What to work on
Copy out every line in which the string "Force" occurs.

----- Records -----

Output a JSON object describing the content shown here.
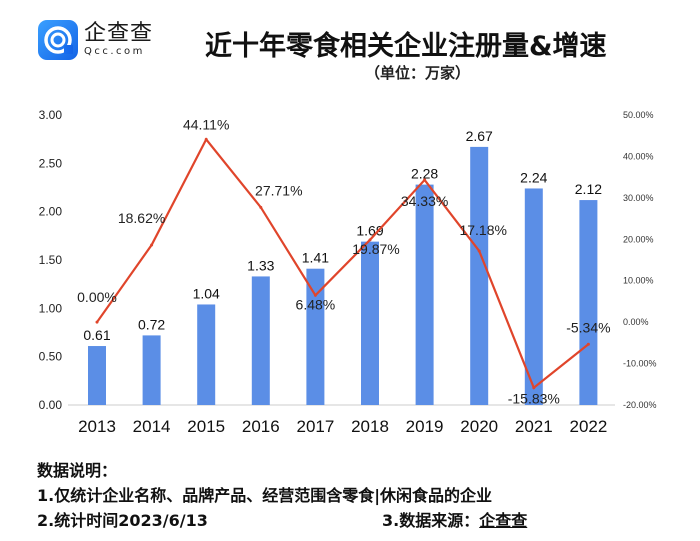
{
  "brand": {
    "name_cn": "企查查",
    "name_en": "Qcc.com",
    "color": "#1a6ff0"
  },
  "header": {
    "title": "近十年零食相关企业注册量&增速",
    "unit": "（单位：万家）"
  },
  "chart_data": {
    "type": "bar+line",
    "categories": [
      "2013",
      "2014",
      "2015",
      "2016",
      "2017",
      "2018",
      "2019",
      "2020",
      "2021",
      "2022"
    ],
    "series": [
      {
        "type": "bar",
        "axis": "left",
        "values": [
          0.61,
          0.72,
          1.04,
          1.33,
          1.41,
          1.69,
          2.28,
          2.67,
          2.24,
          2.12
        ],
        "labels": [
          "0.61",
          "0.72",
          "1.04",
          "1.33",
          "1.41",
          "1.69",
          "2.28",
          "2.67",
          "2.24",
          "2.12"
        ],
        "color": "#5b8ee6"
      },
      {
        "type": "line",
        "axis": "right",
        "values": [
          0.0,
          18.62,
          44.11,
          27.71,
          6.48,
          19.87,
          34.33,
          17.18,
          -15.83,
          -5.34
        ],
        "labels": [
          "0.00%",
          "18.62%",
          "44.11%",
          "27.71%",
          "6.48%",
          "19.87%",
          "34.33%",
          "17.18%",
          "-15.83%",
          "-5.34%"
        ],
        "color": "#e0452b"
      }
    ],
    "left_axis": {
      "range": [
        0,
        3
      ],
      "ticks": [
        "0.00",
        "0.50",
        "1.00",
        "1.50",
        "2.00",
        "2.50",
        "3.00"
      ]
    },
    "right_axis": {
      "range": [
        -20,
        50
      ],
      "ticks": [
        "-20.00%",
        "-10.00%",
        "0.00%",
        "10.00%",
        "20.00%",
        "30.00%",
        "40.00%",
        "50.00%"
      ]
    },
    "grid": false
  },
  "notes": {
    "heading": "数据说明：",
    "line1": "1.仅统计企业名称、品牌产品、经营范围含零食|休闲食品的企业",
    "line2": "2.统计时间2023/6/13",
    "source_label": "3.数据来源：",
    "source_value": "企查查"
  }
}
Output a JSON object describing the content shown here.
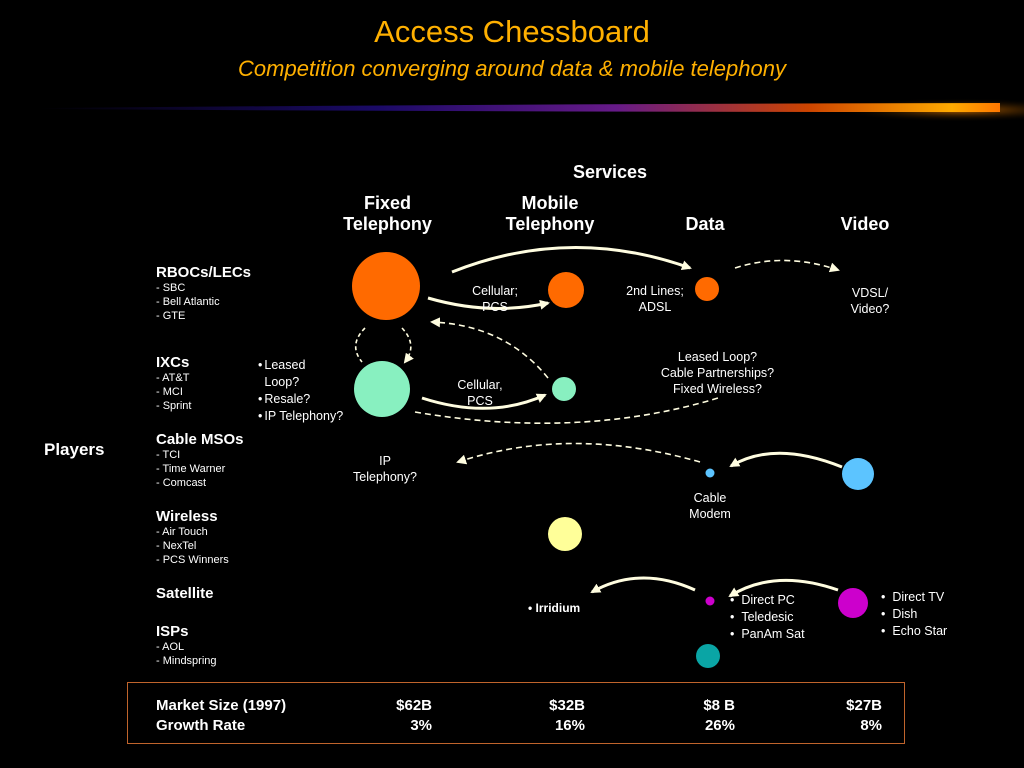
{
  "title": "Access Chessboard",
  "subtitle": "Competition converging around data & mobile telephony",
  "services_label": "Services",
  "columns": [
    "Fixed\nTelephony",
    "Mobile\nTelephony",
    "Data",
    "Video"
  ],
  "players_label": "Players",
  "players": [
    {
      "name": "RBOCs/LECs",
      "members": [
        "- SBC",
        "- Bell Atlantic",
        "- GTE"
      ]
    },
    {
      "name": "IXCs",
      "members": [
        "- AT&T",
        "- MCI",
        "- Sprint"
      ]
    },
    {
      "name": "Cable MSOs",
      "members": [
        "- TCI",
        "- Time Warner",
        "- Comcast"
      ]
    },
    {
      "name": "Wireless",
      "members": [
        "- Air Touch",
        "- NexTel",
        "- PCS Winners"
      ]
    },
    {
      "name": "Satellite",
      "members": []
    },
    {
      "name": "ISPs",
      "members": [
        "- AOL",
        "- Mindspring"
      ]
    }
  ],
  "notes": {
    "rboc_mobile": "Cellular;\nPCS",
    "rboc_data": "2nd Lines;\nADSL",
    "rboc_video": "VDSL/\nVideo?",
    "ixc_fixed_bullets": [
      "Leased\nLoop?",
      "Resale?",
      "IP Telephony?"
    ],
    "ixc_data": "Leased Loop?\nCable Partnerships?\nFixed Wireless?",
    "ixc_mobile": "Cellular,\nPCS",
    "cable_fixed": "IP\nTelephony?",
    "cable_data": "Cable\nModem",
    "wireless_bullet": "Irridium",
    "satellite_data_bullets": [
      "Direct PC",
      "Teledesic",
      "PanAm Sat"
    ],
    "satellite_video_bullets": [
      "Direct TV",
      "Dish",
      "Echo Star"
    ]
  },
  "colors": {
    "title": "#ffb000",
    "rbocs": "#ff6a00",
    "ixcs": "#88f0c0",
    "cable": "#5cc4ff",
    "wireless": "#ffff99",
    "satellite": "#cc00cc",
    "isps": "#0aa5a5",
    "arrow": "#fffde0",
    "box_border": "#c0642c"
  },
  "market": {
    "row1_label": "Market Size (1997)",
    "row2_label": "Growth Rate",
    "sizes": [
      "$62B",
      "$32B",
      "$8 B",
      "$27B"
    ],
    "growth": [
      "3%",
      "16%",
      "26%",
      "8%"
    ]
  }
}
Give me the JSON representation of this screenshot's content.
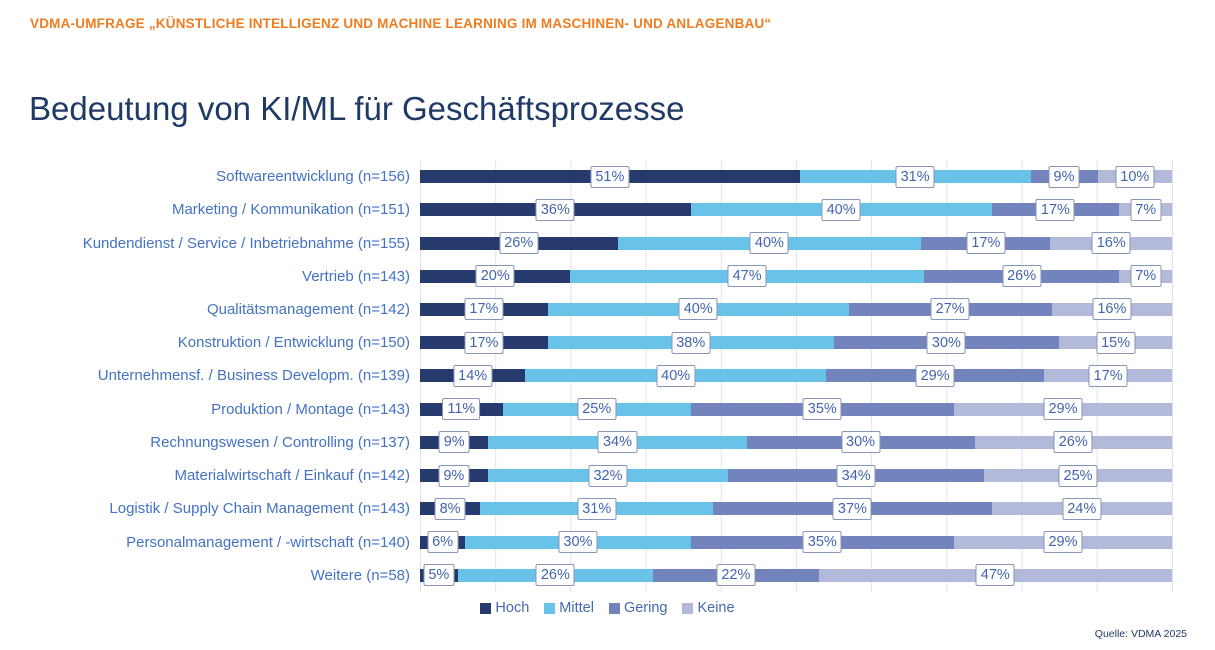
{
  "header": {
    "kicker": "VDMA-UMFRAGE „KÜNSTLICHE INTELLIGENZ UND MACHINE LEARNING IM MASCHINEN- UND ANLAGENBAU“"
  },
  "title": "Bedeutung von KI/ML für Geschäftsprozesse",
  "source": "Quelle: VDMA 2025",
  "colors": {
    "accent_orange": "#ED7D20",
    "navy": "#203A66",
    "category_label_blue": "#4472C4",
    "data_label_blue": "#4365AE",
    "hoch": "#273A6E",
    "mittel": "#69C3E9",
    "gering": "#7383BB",
    "keine": "#B3B9D8"
  },
  "chart_data": {
    "type": "bar",
    "stacked": true,
    "orientation": "horizontal",
    "unit": "percent",
    "xlim": [
      0,
      100
    ],
    "gridlines_every": 10,
    "legend_position": "bottom",
    "data_labels": "value% in white bordered boxes centered on each segment",
    "categories": [
      "Softwareentwicklung (n=156)",
      "Marketing / Kommunikation (n=151)",
      "Kundendienst / Service / Inbetriebnahme (n=155)",
      "Vertrieb (n=143)",
      "Qualitätsmanagement (n=142)",
      "Konstruktion / Entwicklung (n=150)",
      "Unternehmensf. / Business Developm. (n=139)",
      "Produktion / Montage (n=143)",
      "Rechnungswesen / Controlling (n=137)",
      "Materialwirtschaft / Einkauf (n=142)",
      "Logistik / Supply Chain Management (n=143)",
      "Personalmanagement / -wirtschaft (n=140)",
      "Weitere (n=58)"
    ],
    "series": [
      {
        "name": "Hoch",
        "color": "#273A6E",
        "values": [
          51,
          36,
          26,
          20,
          17,
          17,
          14,
          11,
          9,
          9,
          8,
          6,
          5
        ]
      },
      {
        "name": "Mittel",
        "color": "#69C3E9",
        "values": [
          31,
          40,
          40,
          47,
          40,
          38,
          40,
          25,
          34,
          32,
          31,
          30,
          26
        ]
      },
      {
        "name": "Gering",
        "color": "#7383BB",
        "values": [
          9,
          17,
          17,
          26,
          27,
          30,
          29,
          35,
          30,
          34,
          37,
          35,
          22
        ]
      },
      {
        "name": "Keine",
        "color": "#B3B9D8",
        "values": [
          10,
          7,
          16,
          7,
          16,
          15,
          17,
          29,
          26,
          25,
          24,
          29,
          47
        ]
      }
    ]
  },
  "legend": {
    "items": [
      "Hoch",
      "Mittel",
      "Gering",
      "Keine"
    ]
  }
}
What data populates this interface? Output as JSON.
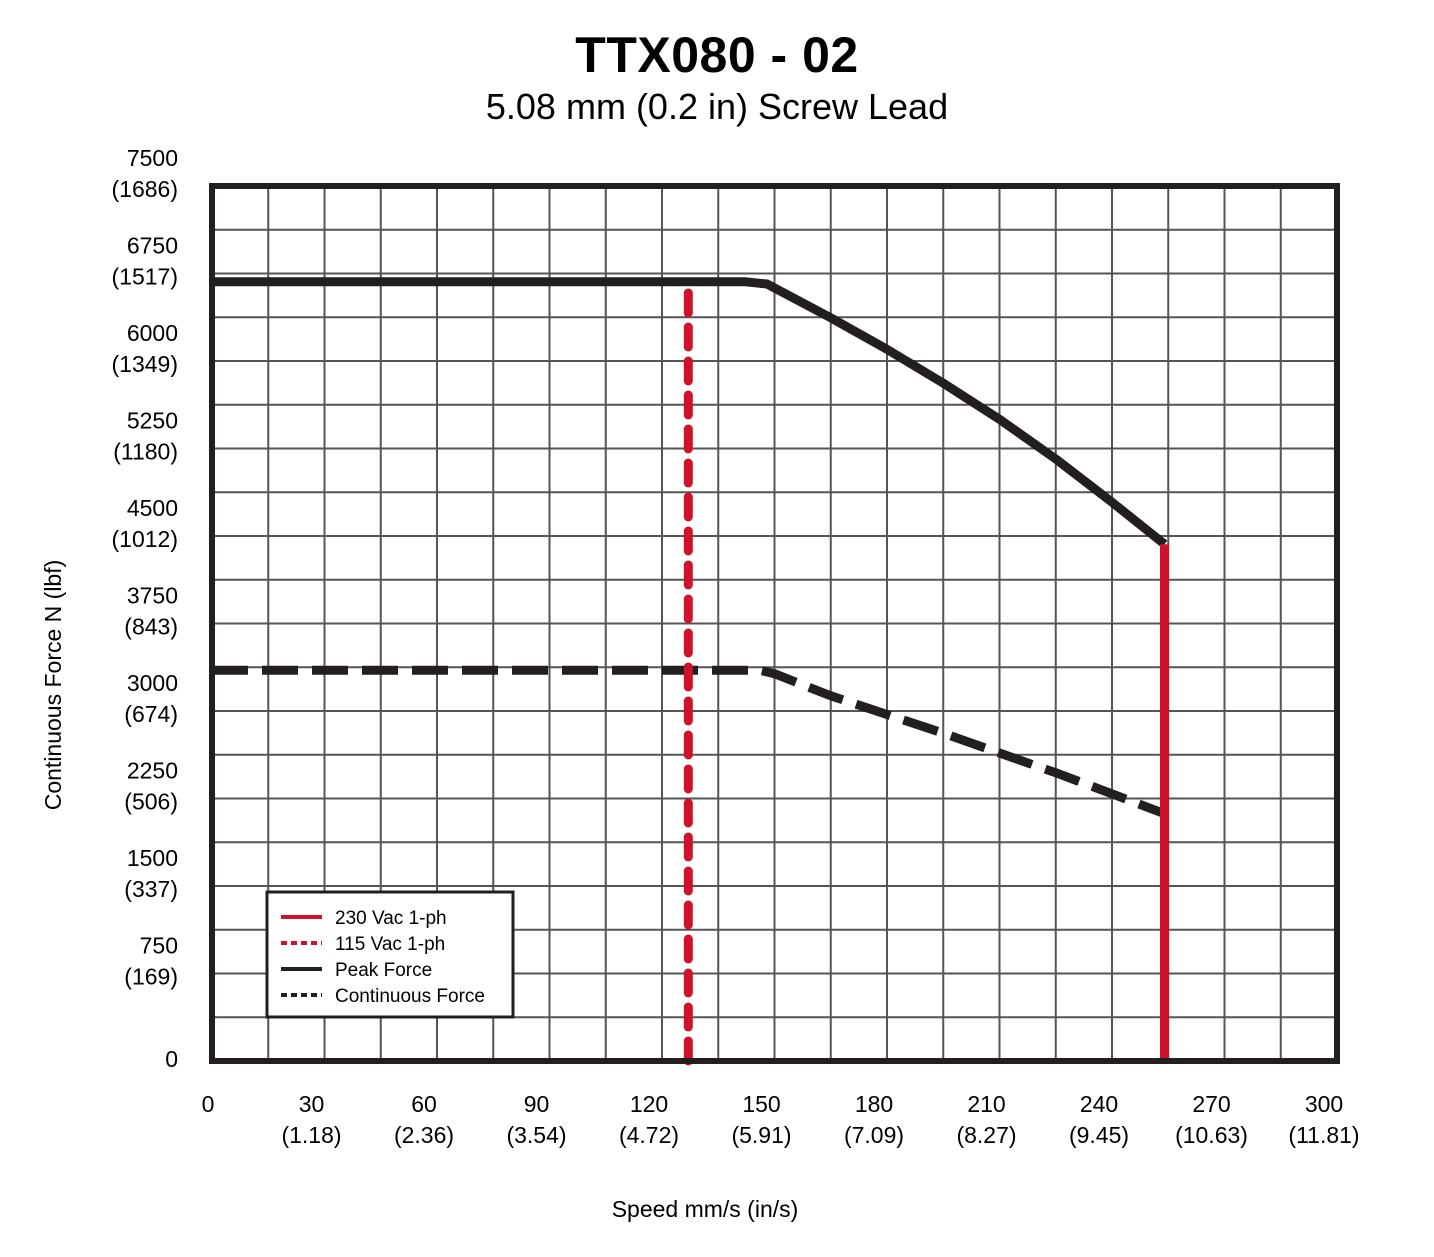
{
  "chart_data": {
    "type": "line",
    "title": "TTX080 - 02",
    "subtitle": "5.08 mm (0.2 in) Screw Lead",
    "xlabel": "Speed mm/s (in/s)",
    "ylabel": "Continuous Force N (lbf)",
    "xlim": [
      0,
      300
    ],
    "ylim": [
      0,
      7500
    ],
    "grid": true,
    "legend_position": "bottom-left",
    "x_ticks": [
      {
        "value": 0,
        "label": "0",
        "sub": ""
      },
      {
        "value": 30,
        "label": "30",
        "sub": "(1.18)"
      },
      {
        "value": 60,
        "label": "60",
        "sub": "(2.36)"
      },
      {
        "value": 90,
        "label": "90",
        "sub": "(3.54)"
      },
      {
        "value": 120,
        "label": "120",
        "sub": "(4.72)"
      },
      {
        "value": 150,
        "label": "150",
        "sub": "(5.91)"
      },
      {
        "value": 180,
        "label": "180",
        "sub": "(7.09)"
      },
      {
        "value": 210,
        "label": "210",
        "sub": "(8.27)"
      },
      {
        "value": 240,
        "label": "240",
        "sub": "(9.45)"
      },
      {
        "value": 270,
        "label": "270",
        "sub": "(10.63)"
      },
      {
        "value": 300,
        "label": "300",
        "sub": "(11.81)"
      }
    ],
    "y_ticks": [
      {
        "value": 0,
        "label": "0",
        "sub": ""
      },
      {
        "value": 750,
        "label": "750",
        "sub": "(169)"
      },
      {
        "value": 1500,
        "label": "1500",
        "sub": "(337)"
      },
      {
        "value": 2250,
        "label": "2250",
        "sub": "(506)"
      },
      {
        "value": 3000,
        "label": "3000",
        "sub": "(674)"
      },
      {
        "value": 3750,
        "label": "3750",
        "sub": "(843)"
      },
      {
        "value": 4500,
        "label": "4500",
        "sub": "(1012)"
      },
      {
        "value": 5250,
        "label": "5250",
        "sub": "(1180)"
      },
      {
        "value": 6000,
        "label": "6000",
        "sub": "(1349)"
      },
      {
        "value": 6750,
        "label": "6750",
        "sub": "(1517)"
      },
      {
        "value": 7500,
        "label": "7500",
        "sub": "(1686)"
      }
    ],
    "series": [
      {
        "name": "230 Vac 1-ph",
        "color": "#d0112b",
        "style": "solid",
        "x": [
          254,
          254
        ],
        "y": [
          0,
          4430
        ]
      },
      {
        "name": "115 Vac 1-ph",
        "color": "#d0112b",
        "style": "dashed",
        "x": [
          127,
          127
        ],
        "y": [
          0,
          6680
        ]
      },
      {
        "name": "Peak Force",
        "color": "#231f20",
        "style": "solid",
        "x": [
          0,
          142,
          148,
          165,
          180,
          195,
          210,
          225,
          240,
          254
        ],
        "y": [
          6680,
          6680,
          6660,
          6370,
          6100,
          5810,
          5500,
          5160,
          4790,
          4430
        ]
      },
      {
        "name": "Continuous Force",
        "color": "#231f20",
        "style": "dashed",
        "x": [
          0,
          146,
          150,
          165,
          180,
          195,
          210,
          225,
          240,
          254
        ],
        "y": [
          3350,
          3350,
          3320,
          3130,
          2970,
          2810,
          2640,
          2470,
          2290,
          2120
        ]
      }
    ]
  }
}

-----

Output for this task
    "ylabel": "Continuous Force N (lbf)",
        "name": "Peak Force",
        "name": "Continuous Force",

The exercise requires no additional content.